→ **PASSAGE SHOWN**:
────────

Currently, Class II wells are used only to inject fluids associated with oil and natural-gas production. Class II fluids are primarily brines (salt water) that are brought to the surface while producing oil and gas. The number of Class II wells varies from year to year based on fluctuations in oil and gas demand and production. Approximately 180,000 Class II wells are in operation in the United States, where only 20 percent of the total are disposal wells and the rest are distributed between enhanced recovery wells and hydrocarbon storage wells [89].
Usually, the injection of produced water is carried out by the operator who generated it, where it is injected into underground permeable rock formations with no oil or gas production, and sealed above and below by continuous, waterproof layers where most operators maintain their own saltwater disposal wells (SWDs), similar to the operators of the SK oilfield. Commercial disposal is an alternative option for oil and gas operators who do not wish to operate any PW treatment facility. Here, a third party is paid for the injection of PW into a Class I or II disposal well [89]. However, Class I wells are rarely approved to be offsite [90].
Due to the similarity between the industrial and commercial activities, it can be expected that regulations for PW disposal wells for the oil and gas industry could be revised, in that Class I disposal wells are to be used exclusively, especially since other petroleum refining waste material is disposed of in Class I wells.
When comparing the costs associated with the disposal in the different well classes, it is found that Commercial Class II saltwater disposal facilities charge USD 0.50 to USD 1.00 per barrel of water injected, which is within the current disposal well ranges calculated in our proposal, while Class I wells charge USD 7.50 to USD 10.50 per barrel injected [91]. Therefore, a regulatory change in a re-classification of PW to a hazardous waste and the requirement of a specialized third-party entity for proper disposal, using Class I disposal wells, will result in significantly increased expenditures, amounting to 3-to-4 times the maximum calculated disposal costs given in our proposal (found in Tc1b). The disposal costs could be expected to rise from USD 456,000,000 to a range of USD 1,369,000,000 to 1,825,000,000 per year.
This potential change in disposal costs due to a change in the permitted disposal-well class for PW disposal will lead to a deficit in scenario 1, ranging from USD −318,000,000 to −774,000,000 per year for the first year only, when not considering the median costs or the expected annual increase, as the generated quantities rise on an annual basis. Such significant economic burden will force the operating oil company to re-consider scenarios 2-1 or 3 (see below) as alternatives to scenarios 0 and 2 as they treat the produced water efficiently and have fewer PW-disposal activities. Table 10 shows the total outcome for scenario 1 in the case of PW being classified as a hazardous material in a 5-year net-outcome comparison:
Regulatory changes in the use of disposal wells will also have an effect on scenario 0, which is followed currently in the SK oil field. Table 11 (below) demonstrates the difference between Scenario 0 with altered disposal wells and Scenario 2-1, where the waste material is collected and reused:
Table 11 shows that scenario 2-I is 8 times cheaper than scenario 0, when regulatory changes are put into place, with the net losses from scenario 2-I being 12.5 percent of the net losses of scenario 0. Discounting the fixed costs of establishing the infrastructure, scenario 2-I remains profitable, though from the second year onwards.

────────

→ **DATASET CONTENT**:
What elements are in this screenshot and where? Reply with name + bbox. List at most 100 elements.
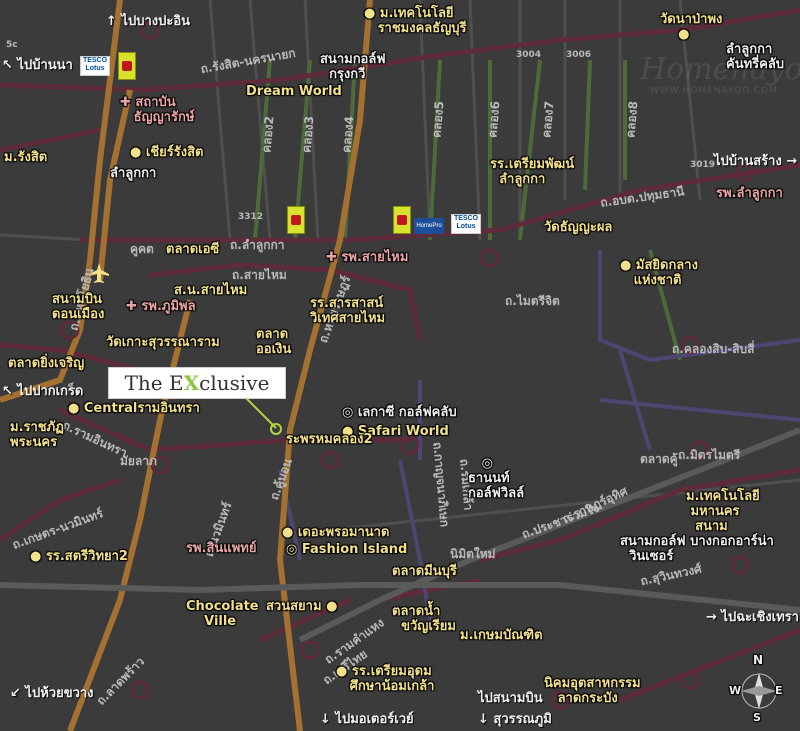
place-lat-krabang-estate-2: ลาดกระบัง <box>557 691 618 706</box>
dest-chachoengsao-label: ไปฉะเชิงเทรา <box>721 610 799 625</box>
place-lakeside-golf[interactable]: ◎ เลกาซี กอล์ฟคลับ <box>342 405 457 420</box>
place-satri-witthaya-label: รร.สตรีวิทยา2 <box>45 549 128 564</box>
road-mitr-maitree: ถ.มิตรไมตรี <box>678 448 741 462</box>
place-kasem-bundit[interactable]: ม.เกษมบัณฑิต <box>460 628 543 643</box>
place-mosque[interactable]: ● มัสยิดกลาง แห่งชาติ <box>620 258 698 288</box>
place-don-mueang-1: สนามบิน <box>52 292 102 307</box>
tesco-lotus-logo: TESCO Lotus <box>80 56 110 76</box>
dest-ban-sang-label: ไปบ้านสร้าง <box>714 154 782 169</box>
place-triam-nomklao-2: ศึกษาน้อมเกล้า <box>349 679 435 694</box>
place-wat-koh[interactable]: วัดเกาะสุวรรณาราม <box>106 335 220 350</box>
place-rangsit-univ[interactable]: ม.รังสิต <box>4 150 47 165</box>
place-market-ying-charoen[interactable]: ตลาดยิ่งเจริญ <box>8 356 84 371</box>
place-chocolate-ville[interactable]: Chocolate Ville <box>186 599 259 629</box>
place-triam-lamlukka-1: รร.เตรียมพัฒน์ <box>490 157 575 172</box>
place-min-buri-market[interactable]: ตลาดมีนบุรี <box>392 564 457 579</box>
place-central-ram[interactable]: ● Centralรามอินทรา <box>68 401 200 416</box>
dest-bang-pa-in: ↑ ไปบางปะอิน <box>106 14 191 29</box>
map[interactable]: Homenayoo WWW.HOMENAYOO.COM TESCOLotus H… <box>0 0 800 731</box>
dest-suvarnabhumi: ไปสนามบิน ↓ สุวรรณภูมิ <box>478 691 552 727</box>
place-mahanakorn[interactable]: ม.เทคโนโลยี มหานคร สนาม <box>686 489 760 534</box>
place-thanont-golf-1: ธานนท์ <box>468 471 510 486</box>
place-thanont-golf[interactable]: ◎ ธานนท์ กอล์ฟวิลล์ <box>468 456 524 501</box>
place-rajabhat[interactable]: ม.ราชภัฏ พระนคร <box>10 420 64 450</box>
place-golf-bangkok[interactable]: สนามกอล์ฟ บางกอกอาร์น่า วินเซอร์ <box>620 534 774 564</box>
place-golf-bangkok-3: วินเซอร์ <box>629 549 674 564</box>
place-thanyarak[interactable]: ✚ สถาบัน ธัญญารักษ์ <box>120 95 194 125</box>
place-hospital-bhumibol[interactable]: ✚ รพ.ภูมิพล <box>126 299 196 314</box>
route-3004: 3004 <box>516 50 542 60</box>
place-sai-mai-police[interactable]: ส.น.สายไหม <box>174 283 247 298</box>
place-wat-na-pa-phong-label: วัดนาป่าพง <box>660 12 723 27</box>
place-lat-krabang-estate[interactable]: นิคมอุตสาหกรรม ลาดกระบัง <box>544 676 641 706</box>
place-phra-phrom-label: ระพรหมคลอง2 <box>286 432 373 447</box>
place-promenade[interactable]: ● เดอะพรอมานาด <box>282 525 389 540</box>
place-klong-market-1: ตลาดน้ำ <box>392 604 441 619</box>
place-sarasas[interactable]: รร.สารสาสน์ วิเทศสายไหม <box>310 296 385 326</box>
place-rmutt-2: ราชมงคลธัญบุรี <box>377 21 467 36</box>
place-wat-na-pa-phong[interactable]: วัดนาป่าพง ● <box>660 12 722 42</box>
dest-bang-pa-in-label: ไปบางปะอิน <box>121 14 191 29</box>
dest-pak-kret: ↖ ไปปากเกร็ด <box>2 384 84 399</box>
place-market-or-ngoen-1: ตลาด <box>256 327 289 342</box>
route-3006: 3006 <box>566 50 592 60</box>
place-hospital-lamlukka[interactable]: รพ.ลำลูกกา <box>716 186 783 201</box>
place-mahanakorn-2: มหานคร <box>690 504 740 519</box>
place-hospital-sinphet-label: รพ.สินแพทย์ <box>186 541 257 556</box>
place-satri-witthaya[interactable]: ● รร.สตรีวิทยา2 <box>30 549 128 564</box>
place-future-rangsit[interactable]: ● เชียร์รังสิต <box>130 145 203 160</box>
place-golf-krungkavi[interactable]: สนามกอล์ฟ กรุงกวี <box>320 52 386 82</box>
dest-motorway-label: ไปมอเตอร์เวย์ <box>335 712 414 727</box>
place-rajabhat-1: ม.ราชภัฏ <box>10 420 64 435</box>
place-lamlukka-country[interactable]: ลำลูกกา คันทรี่คลับ <box>726 42 784 72</box>
place-central-ram-label: Centralรามอินทรา <box>83 401 200 416</box>
road-lam-luk-ka: ถ.ลำลูกกา <box>230 238 285 252</box>
place-hospital-sinphet[interactable]: รพ.สินแพทย์ <box>186 541 256 556</box>
canal-3: คลอง3 <box>299 115 317 154</box>
compass-s: S <box>753 711 761 724</box>
place-future-rangsit-label: เชียร์รังสิต <box>145 145 204 160</box>
place-siam-park[interactable]: สวนสยาม ● <box>266 599 337 614</box>
place-market-or-ngoen-2: ออเงิน <box>256 342 292 357</box>
place-hospital-bhumibol-label: รพ.ภูมิพล <box>141 299 196 314</box>
place-hospital-saimai-label: รพ.สายไหม <box>341 250 409 265</box>
place-chocolate-ville-1: Chocolate <box>186 599 259 614</box>
route-5c: 5c <box>6 40 18 50</box>
place-market-or-ngoen[interactable]: ตลาด ออเงิน <box>256 327 291 357</box>
big-c-logo <box>393 206 411 234</box>
place-golf-bangkok-2: บางกอกอาร์น่า <box>690 534 774 549</box>
place-rmutt[interactable]: ● ม.เทคโนโลยี ราชมงคลธัญบุรี <box>364 6 467 36</box>
place-dream-world[interactable]: Dream World <box>246 84 342 99</box>
place-fashion-island[interactable]: ◎ Fashion Island <box>286 542 407 557</box>
dest-motorway: ↓ ไปมอเตอร์เวย์ <box>320 712 414 727</box>
place-don-mueang-2: ดอนเมือง <box>52 307 105 322</box>
the-exclusive-label[interactable]: The EXclusive <box>108 367 286 399</box>
road-maitree-jit: ถ.ไมตรีจิต <box>505 294 560 308</box>
canal-7: คลอง7 <box>539 100 557 139</box>
dest-ban-sang: ไปบ้านสร้าง → <box>714 154 798 169</box>
place-rangsit-univ-label: ม.รังสิต <box>4 150 48 165</box>
place-klong-market[interactable]: ตลาดน้ำ ขวัญเรียม <box>392 604 456 634</box>
place-wat-thanyaphon[interactable]: วัดธัญญะผล <box>544 220 612 235</box>
route-3312: 3312 <box>238 212 264 222</box>
tesco-lotus-logo: TESCO Lotus <box>451 214 481 234</box>
place-market-ying-charoen-label: ตลาดยิ่งเจริญ <box>8 356 85 371</box>
place-triam-nomklao[interactable]: ● รร.เตรียมอุดม ศึกษาน้อมเกล้า <box>336 664 434 694</box>
place-market-ac[interactable]: ตลาดเอซี <box>166 242 219 257</box>
place-kasem-bundit-label: ม.เกษมบัณฑิต <box>460 628 543 643</box>
place-mosque-1: มัสยิดกลาง <box>635 258 698 273</box>
compass-n: N <box>753 653 764 667</box>
dest-chachoengsao: → ไปฉะเชิงเทรา <box>706 610 799 625</box>
place-thanyarak-1: สถาบัน <box>135 95 176 110</box>
place-sarasas-1: รร.สารสาสน์ <box>310 296 384 311</box>
place-hospital-saimai[interactable]: ✚ รพ.สายไหม <box>326 250 408 265</box>
place-lat-krabang-estate-1: นิคมอุตสาหกรรม <box>544 676 641 691</box>
compass-w: W <box>729 684 742 697</box>
place-triam-lamlukka[interactable]: รร.เตรียมพัฒน์ ลำลูกกา <box>490 157 574 187</box>
place-sai-mai-police-label: ส.น.สายไหม <box>174 283 248 298</box>
road-khu-khot: คูคต <box>130 242 154 256</box>
brand-suffix: clusive <box>199 371 270 395</box>
place-lamlukka-country-2: คันทรี่คลับ <box>726 57 785 72</box>
place-don-mueang[interactable]: สนามบิน ดอนเมือง <box>52 292 104 322</box>
place-promenade-label: เดอะพรอมานาด <box>297 525 390 540</box>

────────

→ **PROBLEM DETAILS**: According to the passage on produced-water disposal wells, how much do commercial Class II saltwater disposal facilities charge per barrel of water injected? Rely only on the passage on produced-water disposal wells, not on the records.

→ **RESPONSE FOR THIS EXERCISE**: USD 0.50 to USD 1.00 per barrel.